> Blocco di testo
_ _ _ _
Per non parlare poi degli appassionati di cinema, che oltre ad apprezzare i film di Fantozzi in sé, possono specchiarsi in maniera liberatoria nei “92 minuti di applausi” della filippica contro la Corazzata Kotiomkin (notate nei video qui sotto – se non l’avete mai fatto – la magnifica parodia realizzata da Salce proiettata in Fantozzi al posto dell’originale Potëmkin di cui non avevano di diritti), assunta a film simbolo dell’ostentazione e imposizione dall’alto da parte della critica di capolavori da essa scelti e poi riproposti ossessivamente e monoliticamente fino allo spasmo, senza considerare minimamente pubblico e/o altri punti di vista.
_ _ _ _
> Dati raccolti

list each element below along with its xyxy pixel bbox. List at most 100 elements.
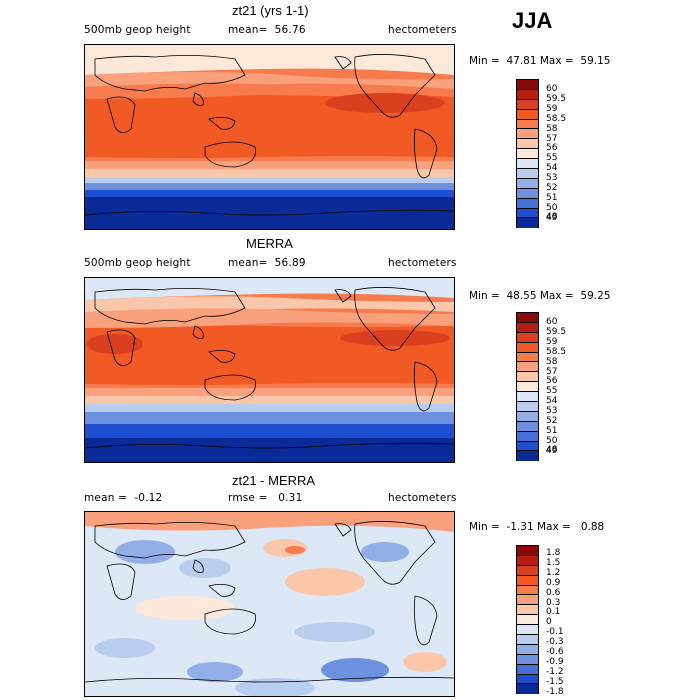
_ _ _ _
> Cosa fare
[a] Secondo il testo su Fantozzi, perché in Fantozzi fu proiettata la parodia realizzata da Salce al posto dell'originale Potëmkin? Rispondi in una o due frasi.
[b] Quanti minuti di applausi cita il testo su Fantozzi a proposito della filippica contro la Corazzata Kotiomkin?
[c] Per favore, prosegui il testo su Fantozzi a partire dalla sua ultima frase.

> Esercizi svolti
[a] Perché non avevano i diritti dell'originale Potëmkin. Per questo in Fantozzi fu proiettata al suo posto la parodia realizzata da Salce.

[b] 92 minuti di applausi.

[c]
Il segreto (di pulcinella) del suo successo risiede però nel fatto che in realtà Fantozzi tramite risata ci aiuta, seppur con uno specchio distorcente, a conoscere una parte di noi e della nostra cultura. Fantozzi siamo un po’ noi tutti, che desideriamo fortemente di andare avanti e ottenere successo nella vita, ma vorremmo anche sotto sotto al tempo stesso mantenere tutte quelle cose che la vita ce la rendono comoda e in fondo, soprattutto, non cambiare mai.
Je suis Fantozzi.
Fantozzi (1975)
Capodanno
Fantozzi comunista
Il secondo tragico Fantozzi (1976)
La corazzata Kotiomkin
La corazzata Kotiomkin Pt.2
Fantozzi contro tutti (1980)
Telefonata con accento svedese
Fantozzi subisce ancora (1983)
Le elezioni
Fantozzi va in pensione (1988)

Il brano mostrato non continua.